Aim of the exercise. Write out every line below that includes the word "Gomoku".

Records supplied.
────

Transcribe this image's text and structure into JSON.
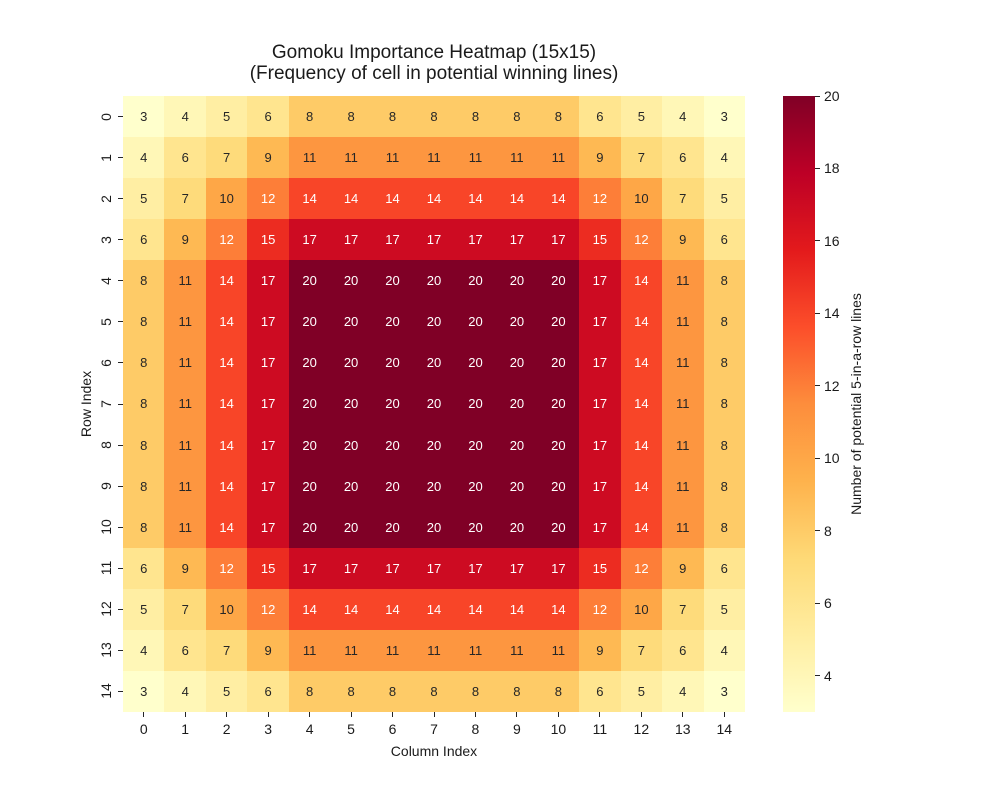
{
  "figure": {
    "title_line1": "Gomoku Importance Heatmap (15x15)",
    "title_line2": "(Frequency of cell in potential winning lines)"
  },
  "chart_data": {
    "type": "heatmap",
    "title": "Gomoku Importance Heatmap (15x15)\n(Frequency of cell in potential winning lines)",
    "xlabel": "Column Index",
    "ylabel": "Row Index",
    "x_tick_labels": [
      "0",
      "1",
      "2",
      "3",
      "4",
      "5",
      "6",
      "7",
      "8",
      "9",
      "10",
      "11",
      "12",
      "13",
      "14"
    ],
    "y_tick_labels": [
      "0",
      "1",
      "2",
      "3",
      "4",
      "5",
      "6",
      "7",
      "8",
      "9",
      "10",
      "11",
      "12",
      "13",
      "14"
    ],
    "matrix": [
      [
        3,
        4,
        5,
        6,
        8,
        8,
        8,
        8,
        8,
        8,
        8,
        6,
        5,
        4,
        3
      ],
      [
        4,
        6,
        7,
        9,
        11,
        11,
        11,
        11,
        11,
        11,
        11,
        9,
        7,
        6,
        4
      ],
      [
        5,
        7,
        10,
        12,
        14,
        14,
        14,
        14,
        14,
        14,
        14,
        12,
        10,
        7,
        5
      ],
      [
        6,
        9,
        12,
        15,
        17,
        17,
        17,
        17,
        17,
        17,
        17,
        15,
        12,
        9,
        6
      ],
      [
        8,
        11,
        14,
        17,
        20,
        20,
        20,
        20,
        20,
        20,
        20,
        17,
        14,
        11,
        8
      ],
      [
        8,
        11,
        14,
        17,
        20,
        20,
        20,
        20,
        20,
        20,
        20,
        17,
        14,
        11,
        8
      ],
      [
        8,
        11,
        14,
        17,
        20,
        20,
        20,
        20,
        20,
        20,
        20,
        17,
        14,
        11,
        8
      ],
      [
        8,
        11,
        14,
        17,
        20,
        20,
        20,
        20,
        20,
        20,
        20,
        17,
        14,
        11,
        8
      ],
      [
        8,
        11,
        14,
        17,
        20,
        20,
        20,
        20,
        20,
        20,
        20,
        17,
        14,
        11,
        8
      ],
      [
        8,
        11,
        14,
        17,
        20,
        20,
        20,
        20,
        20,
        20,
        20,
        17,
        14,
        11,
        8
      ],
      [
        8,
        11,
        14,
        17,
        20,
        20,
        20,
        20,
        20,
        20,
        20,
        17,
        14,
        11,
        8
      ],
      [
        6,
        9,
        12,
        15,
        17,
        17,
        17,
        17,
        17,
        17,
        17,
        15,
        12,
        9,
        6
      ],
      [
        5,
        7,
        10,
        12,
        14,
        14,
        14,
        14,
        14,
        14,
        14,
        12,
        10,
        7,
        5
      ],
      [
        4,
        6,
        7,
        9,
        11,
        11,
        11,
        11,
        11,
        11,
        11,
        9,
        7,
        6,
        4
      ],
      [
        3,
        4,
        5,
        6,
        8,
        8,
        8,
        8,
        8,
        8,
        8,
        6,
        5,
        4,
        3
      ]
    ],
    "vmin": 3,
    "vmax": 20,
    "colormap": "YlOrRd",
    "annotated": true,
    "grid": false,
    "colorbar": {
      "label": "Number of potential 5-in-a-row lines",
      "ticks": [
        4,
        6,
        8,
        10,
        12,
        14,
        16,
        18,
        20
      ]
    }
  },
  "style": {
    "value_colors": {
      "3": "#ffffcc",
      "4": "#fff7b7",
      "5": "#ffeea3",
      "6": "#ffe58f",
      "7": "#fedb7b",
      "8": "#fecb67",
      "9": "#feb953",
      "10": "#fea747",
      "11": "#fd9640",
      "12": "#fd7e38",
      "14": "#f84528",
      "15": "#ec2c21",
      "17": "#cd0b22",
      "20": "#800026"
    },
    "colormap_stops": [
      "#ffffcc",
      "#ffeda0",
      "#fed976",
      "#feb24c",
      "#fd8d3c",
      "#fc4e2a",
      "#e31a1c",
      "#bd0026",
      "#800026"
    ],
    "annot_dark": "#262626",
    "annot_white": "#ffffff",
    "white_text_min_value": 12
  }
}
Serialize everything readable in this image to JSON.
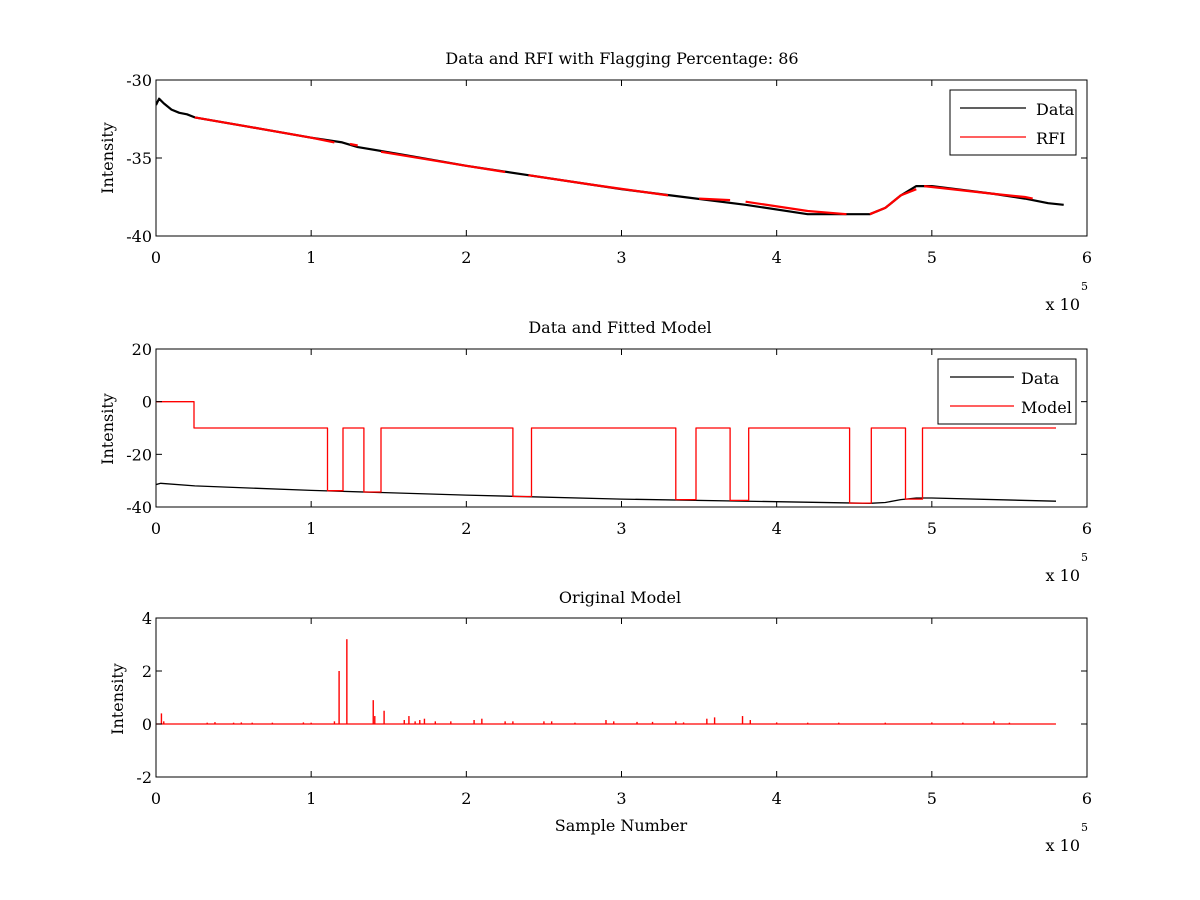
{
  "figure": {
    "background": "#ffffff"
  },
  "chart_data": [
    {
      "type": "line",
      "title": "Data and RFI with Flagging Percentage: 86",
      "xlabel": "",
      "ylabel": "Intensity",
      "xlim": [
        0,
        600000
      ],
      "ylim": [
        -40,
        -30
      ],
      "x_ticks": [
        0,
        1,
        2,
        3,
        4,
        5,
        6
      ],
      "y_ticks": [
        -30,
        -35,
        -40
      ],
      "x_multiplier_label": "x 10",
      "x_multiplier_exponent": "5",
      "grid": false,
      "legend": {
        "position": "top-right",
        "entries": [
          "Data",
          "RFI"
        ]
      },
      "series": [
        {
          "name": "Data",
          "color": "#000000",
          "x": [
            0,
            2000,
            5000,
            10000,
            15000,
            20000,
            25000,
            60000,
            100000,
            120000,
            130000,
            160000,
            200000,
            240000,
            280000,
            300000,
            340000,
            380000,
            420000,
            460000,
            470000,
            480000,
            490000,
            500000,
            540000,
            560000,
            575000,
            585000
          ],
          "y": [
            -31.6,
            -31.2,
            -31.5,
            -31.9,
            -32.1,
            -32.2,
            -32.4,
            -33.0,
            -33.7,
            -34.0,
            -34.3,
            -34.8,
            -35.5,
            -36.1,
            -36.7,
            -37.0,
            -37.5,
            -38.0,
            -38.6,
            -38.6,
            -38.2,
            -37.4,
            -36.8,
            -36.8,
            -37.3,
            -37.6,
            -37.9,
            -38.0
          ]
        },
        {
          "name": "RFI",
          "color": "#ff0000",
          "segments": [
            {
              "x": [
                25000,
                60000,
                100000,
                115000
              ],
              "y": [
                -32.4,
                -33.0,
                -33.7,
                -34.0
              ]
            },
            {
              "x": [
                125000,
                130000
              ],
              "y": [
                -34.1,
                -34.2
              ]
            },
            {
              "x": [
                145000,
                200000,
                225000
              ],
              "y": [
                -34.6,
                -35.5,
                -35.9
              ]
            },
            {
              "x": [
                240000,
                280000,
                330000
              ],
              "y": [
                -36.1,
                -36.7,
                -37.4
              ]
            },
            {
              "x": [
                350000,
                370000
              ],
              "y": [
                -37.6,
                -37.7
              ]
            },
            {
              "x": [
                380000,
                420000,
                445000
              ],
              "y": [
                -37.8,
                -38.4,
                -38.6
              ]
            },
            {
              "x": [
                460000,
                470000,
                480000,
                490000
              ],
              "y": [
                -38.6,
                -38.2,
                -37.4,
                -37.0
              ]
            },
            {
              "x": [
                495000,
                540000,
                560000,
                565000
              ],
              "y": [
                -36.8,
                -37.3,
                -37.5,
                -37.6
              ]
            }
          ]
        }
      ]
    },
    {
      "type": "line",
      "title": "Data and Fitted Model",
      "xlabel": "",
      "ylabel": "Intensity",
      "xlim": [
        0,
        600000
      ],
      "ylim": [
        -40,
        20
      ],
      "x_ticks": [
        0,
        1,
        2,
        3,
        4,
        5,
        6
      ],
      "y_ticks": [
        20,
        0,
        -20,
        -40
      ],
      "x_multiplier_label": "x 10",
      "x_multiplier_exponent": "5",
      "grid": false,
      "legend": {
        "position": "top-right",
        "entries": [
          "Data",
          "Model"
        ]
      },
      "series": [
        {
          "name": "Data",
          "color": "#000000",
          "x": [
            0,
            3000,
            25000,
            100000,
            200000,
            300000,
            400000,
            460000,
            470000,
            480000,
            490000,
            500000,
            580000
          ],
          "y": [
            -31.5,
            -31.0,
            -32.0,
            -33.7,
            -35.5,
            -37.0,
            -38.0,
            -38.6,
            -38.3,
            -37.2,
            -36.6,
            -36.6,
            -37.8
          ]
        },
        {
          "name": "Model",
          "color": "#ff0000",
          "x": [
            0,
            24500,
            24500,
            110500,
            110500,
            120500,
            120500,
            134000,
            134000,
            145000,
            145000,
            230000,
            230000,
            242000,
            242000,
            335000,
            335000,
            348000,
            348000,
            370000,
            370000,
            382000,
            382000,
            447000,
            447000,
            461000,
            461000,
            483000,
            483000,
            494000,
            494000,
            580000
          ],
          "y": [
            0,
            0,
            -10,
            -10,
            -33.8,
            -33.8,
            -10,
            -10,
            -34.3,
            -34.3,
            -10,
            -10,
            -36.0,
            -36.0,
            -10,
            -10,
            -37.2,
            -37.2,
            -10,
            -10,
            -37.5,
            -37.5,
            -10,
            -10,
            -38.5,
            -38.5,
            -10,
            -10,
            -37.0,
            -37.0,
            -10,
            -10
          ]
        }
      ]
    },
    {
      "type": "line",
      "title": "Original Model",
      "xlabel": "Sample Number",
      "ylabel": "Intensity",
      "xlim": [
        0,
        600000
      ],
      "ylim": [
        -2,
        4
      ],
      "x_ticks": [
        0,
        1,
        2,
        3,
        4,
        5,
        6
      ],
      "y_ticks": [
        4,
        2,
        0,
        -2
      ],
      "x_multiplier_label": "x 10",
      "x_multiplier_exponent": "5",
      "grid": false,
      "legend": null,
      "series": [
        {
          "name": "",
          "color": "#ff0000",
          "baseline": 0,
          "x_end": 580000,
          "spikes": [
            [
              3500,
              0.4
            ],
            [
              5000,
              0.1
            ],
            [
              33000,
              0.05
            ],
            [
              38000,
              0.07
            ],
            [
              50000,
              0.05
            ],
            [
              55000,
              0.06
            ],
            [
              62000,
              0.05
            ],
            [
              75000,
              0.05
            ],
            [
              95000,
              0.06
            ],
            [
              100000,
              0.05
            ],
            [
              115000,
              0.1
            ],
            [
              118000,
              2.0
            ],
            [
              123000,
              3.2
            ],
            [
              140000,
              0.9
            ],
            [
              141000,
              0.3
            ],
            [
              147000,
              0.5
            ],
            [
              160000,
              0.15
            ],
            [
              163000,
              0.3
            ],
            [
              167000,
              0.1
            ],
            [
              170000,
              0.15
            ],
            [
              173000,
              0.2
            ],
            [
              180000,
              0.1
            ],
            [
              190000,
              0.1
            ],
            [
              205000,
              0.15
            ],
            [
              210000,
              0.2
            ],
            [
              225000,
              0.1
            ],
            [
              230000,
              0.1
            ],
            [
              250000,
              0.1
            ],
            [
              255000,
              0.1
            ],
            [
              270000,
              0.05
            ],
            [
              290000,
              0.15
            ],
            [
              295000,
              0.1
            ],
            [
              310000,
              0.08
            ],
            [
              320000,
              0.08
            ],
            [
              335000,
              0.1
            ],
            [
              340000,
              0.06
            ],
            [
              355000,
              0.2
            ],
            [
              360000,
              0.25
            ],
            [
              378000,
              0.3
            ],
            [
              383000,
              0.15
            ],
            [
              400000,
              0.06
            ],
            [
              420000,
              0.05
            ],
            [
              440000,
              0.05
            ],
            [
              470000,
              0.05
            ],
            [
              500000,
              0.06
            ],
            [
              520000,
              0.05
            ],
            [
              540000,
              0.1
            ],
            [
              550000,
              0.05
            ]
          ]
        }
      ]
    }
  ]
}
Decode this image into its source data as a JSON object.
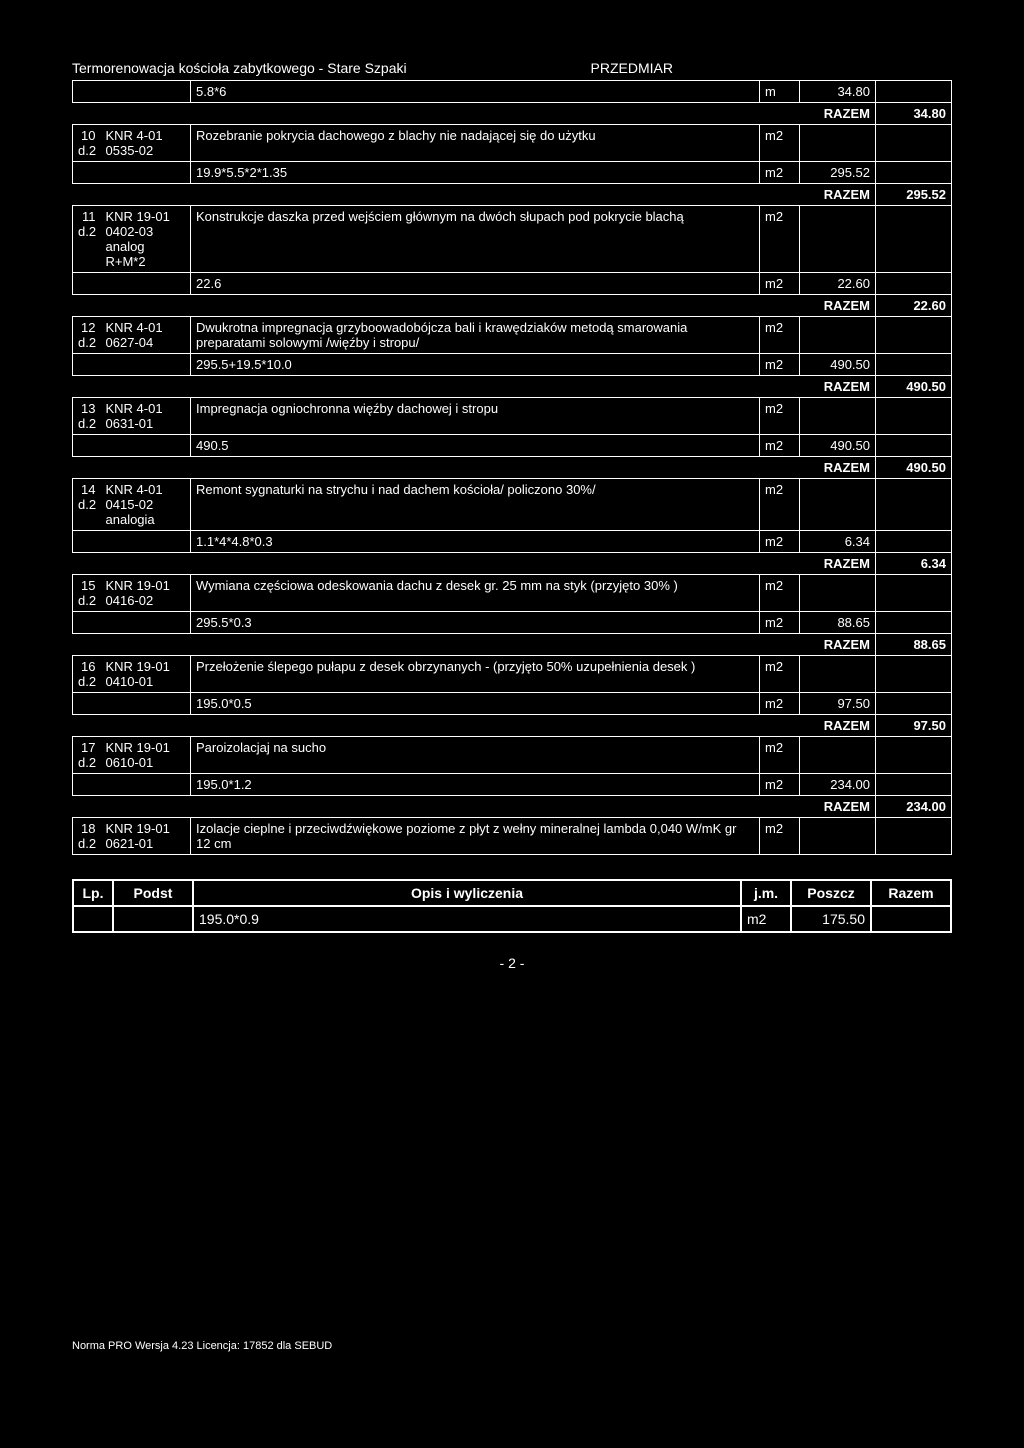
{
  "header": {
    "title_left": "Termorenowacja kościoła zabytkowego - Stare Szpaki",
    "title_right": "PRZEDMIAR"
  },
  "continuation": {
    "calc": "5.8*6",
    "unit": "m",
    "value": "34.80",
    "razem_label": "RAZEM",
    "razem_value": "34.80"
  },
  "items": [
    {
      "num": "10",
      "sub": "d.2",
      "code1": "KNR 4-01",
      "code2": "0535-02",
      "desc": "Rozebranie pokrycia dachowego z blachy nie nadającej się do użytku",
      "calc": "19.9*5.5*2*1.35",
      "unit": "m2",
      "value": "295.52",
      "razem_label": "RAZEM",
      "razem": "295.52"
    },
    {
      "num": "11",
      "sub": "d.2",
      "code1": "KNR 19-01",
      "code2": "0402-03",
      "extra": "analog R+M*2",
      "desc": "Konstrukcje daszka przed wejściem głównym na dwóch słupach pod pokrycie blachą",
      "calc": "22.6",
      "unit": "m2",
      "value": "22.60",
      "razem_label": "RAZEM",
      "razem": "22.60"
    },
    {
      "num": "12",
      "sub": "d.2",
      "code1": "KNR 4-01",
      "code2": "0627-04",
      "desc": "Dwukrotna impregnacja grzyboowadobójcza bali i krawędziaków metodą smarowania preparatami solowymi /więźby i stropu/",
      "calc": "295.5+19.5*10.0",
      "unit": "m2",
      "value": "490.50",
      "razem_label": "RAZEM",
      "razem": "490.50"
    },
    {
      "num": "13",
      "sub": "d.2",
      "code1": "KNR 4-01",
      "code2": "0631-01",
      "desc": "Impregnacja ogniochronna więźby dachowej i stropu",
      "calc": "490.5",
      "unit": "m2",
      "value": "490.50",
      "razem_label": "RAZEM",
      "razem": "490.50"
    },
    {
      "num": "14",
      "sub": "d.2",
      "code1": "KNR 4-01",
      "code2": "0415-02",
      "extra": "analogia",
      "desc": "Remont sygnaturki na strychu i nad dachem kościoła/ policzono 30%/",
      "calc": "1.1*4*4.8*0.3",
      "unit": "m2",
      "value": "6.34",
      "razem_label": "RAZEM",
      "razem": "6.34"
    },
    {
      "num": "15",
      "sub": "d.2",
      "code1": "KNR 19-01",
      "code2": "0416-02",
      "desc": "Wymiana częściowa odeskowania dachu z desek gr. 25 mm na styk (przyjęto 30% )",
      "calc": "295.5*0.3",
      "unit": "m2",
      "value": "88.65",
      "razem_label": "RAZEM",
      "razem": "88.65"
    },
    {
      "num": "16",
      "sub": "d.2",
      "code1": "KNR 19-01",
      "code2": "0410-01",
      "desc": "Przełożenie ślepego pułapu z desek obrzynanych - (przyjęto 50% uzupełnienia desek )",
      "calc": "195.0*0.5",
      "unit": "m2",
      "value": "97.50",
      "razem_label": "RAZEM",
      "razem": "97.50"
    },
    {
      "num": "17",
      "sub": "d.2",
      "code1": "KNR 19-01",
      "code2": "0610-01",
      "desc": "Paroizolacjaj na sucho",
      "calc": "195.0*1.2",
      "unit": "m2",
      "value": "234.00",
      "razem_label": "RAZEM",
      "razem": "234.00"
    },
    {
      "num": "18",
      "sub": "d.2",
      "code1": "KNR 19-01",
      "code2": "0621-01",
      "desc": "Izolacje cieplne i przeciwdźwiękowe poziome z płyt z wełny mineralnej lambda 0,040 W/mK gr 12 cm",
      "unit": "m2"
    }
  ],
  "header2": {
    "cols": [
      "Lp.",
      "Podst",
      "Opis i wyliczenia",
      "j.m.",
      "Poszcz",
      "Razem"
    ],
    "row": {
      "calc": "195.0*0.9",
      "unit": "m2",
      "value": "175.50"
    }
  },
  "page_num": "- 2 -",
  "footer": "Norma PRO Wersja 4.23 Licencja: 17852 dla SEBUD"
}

────

Written solution.
    "title_line1": "Gomoku Importance Heatmap (15x15)",
    "title": "Gomoku Importance Heatmap (15x15)\n(Frequency of cell in potential winning lines)",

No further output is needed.